DIRECTIONS
Gather from the material every line that contains the string "Presidente".

STORED RECORDS
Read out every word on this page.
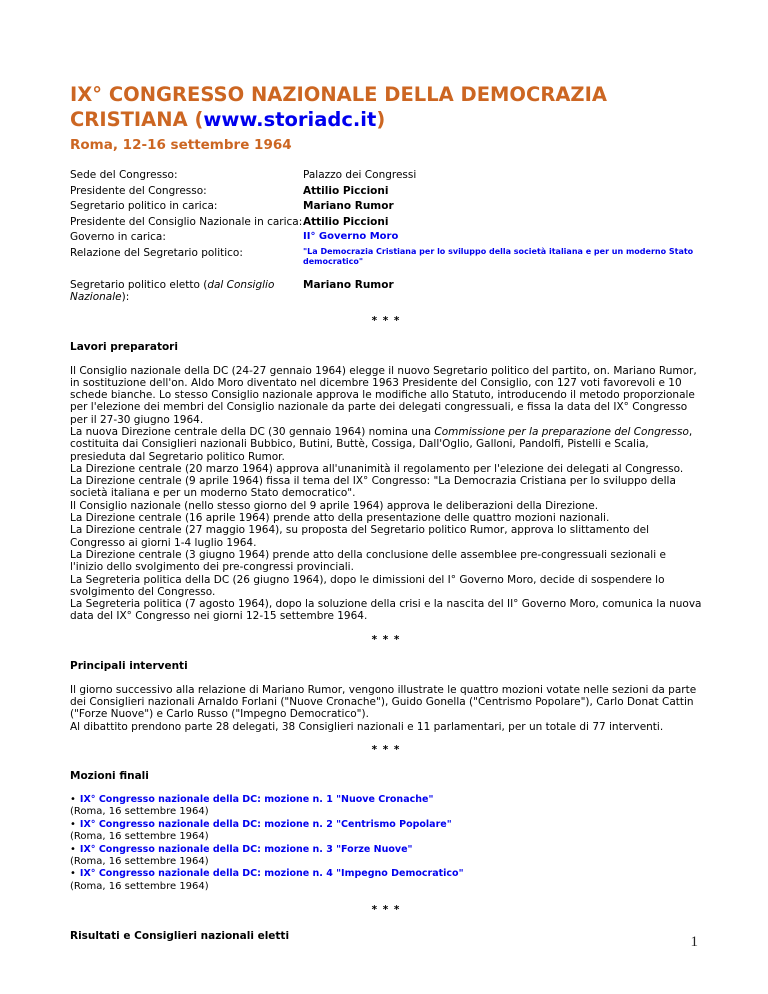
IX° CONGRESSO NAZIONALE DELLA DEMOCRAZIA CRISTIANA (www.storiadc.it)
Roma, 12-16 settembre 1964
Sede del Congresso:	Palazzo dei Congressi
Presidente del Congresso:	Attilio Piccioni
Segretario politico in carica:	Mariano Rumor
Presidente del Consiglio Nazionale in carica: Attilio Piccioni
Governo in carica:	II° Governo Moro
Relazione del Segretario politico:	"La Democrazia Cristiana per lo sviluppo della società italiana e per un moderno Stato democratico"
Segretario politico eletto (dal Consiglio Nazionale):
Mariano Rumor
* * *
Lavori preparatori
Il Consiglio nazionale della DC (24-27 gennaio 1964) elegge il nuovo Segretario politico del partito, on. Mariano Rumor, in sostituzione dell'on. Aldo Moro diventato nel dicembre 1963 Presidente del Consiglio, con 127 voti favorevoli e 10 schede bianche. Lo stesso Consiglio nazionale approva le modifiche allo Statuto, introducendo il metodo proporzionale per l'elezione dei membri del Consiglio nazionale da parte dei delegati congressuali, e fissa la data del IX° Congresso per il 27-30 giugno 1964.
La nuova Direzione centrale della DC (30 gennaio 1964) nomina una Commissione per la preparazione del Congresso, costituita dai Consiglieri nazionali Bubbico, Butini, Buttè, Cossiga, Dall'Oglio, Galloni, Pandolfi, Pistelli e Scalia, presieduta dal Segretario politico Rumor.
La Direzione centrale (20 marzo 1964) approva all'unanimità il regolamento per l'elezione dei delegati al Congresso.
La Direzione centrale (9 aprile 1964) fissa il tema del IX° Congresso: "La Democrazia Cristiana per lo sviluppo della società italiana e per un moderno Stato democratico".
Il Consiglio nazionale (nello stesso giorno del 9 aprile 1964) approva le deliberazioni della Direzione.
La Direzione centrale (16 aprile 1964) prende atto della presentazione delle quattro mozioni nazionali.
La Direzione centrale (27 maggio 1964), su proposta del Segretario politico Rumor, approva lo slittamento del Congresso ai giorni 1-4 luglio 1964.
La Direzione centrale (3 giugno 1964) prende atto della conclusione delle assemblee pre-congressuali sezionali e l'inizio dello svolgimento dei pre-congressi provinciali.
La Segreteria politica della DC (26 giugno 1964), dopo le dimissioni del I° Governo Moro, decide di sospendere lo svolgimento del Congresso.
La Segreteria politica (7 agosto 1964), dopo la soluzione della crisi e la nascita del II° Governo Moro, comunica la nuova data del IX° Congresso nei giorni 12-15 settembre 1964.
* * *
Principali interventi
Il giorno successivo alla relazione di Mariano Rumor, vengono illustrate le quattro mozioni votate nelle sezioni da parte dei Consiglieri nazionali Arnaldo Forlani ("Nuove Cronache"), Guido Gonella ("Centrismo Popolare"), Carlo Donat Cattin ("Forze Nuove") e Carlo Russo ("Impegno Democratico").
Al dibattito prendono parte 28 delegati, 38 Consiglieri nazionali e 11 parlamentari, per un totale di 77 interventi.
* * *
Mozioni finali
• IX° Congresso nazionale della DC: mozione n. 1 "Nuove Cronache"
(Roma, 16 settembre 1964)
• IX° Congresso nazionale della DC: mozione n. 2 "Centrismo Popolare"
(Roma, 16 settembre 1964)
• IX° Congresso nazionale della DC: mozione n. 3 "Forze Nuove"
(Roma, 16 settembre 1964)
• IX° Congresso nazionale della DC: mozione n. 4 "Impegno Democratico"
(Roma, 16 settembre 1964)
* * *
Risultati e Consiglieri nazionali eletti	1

RESULT FOR THIS EXERCISE
Presidente del Congresso:	Attilio Piccioni
Presidente del Consiglio Nazionale in carica: Attilio Piccioni
Il Consiglio nazionale della DC (24-27 gennaio 1964) elegge il nuovo Segretario politico del partito, on. Mariano Rumor, in sostituzione dell'on. Aldo Moro diventato nel dicembre 1963 Presidente del Consiglio, con 127 voti favorevoli e 10 schede bianche. Lo stesso Consiglio nazionale approva le modifiche allo Statuto, introducendo il metodo proporzionale per l'elezione dei membri del Consiglio nazionale da parte dei delegati congressuali, e fissa la data del IX° Congresso per il 27-30 giugno 1964.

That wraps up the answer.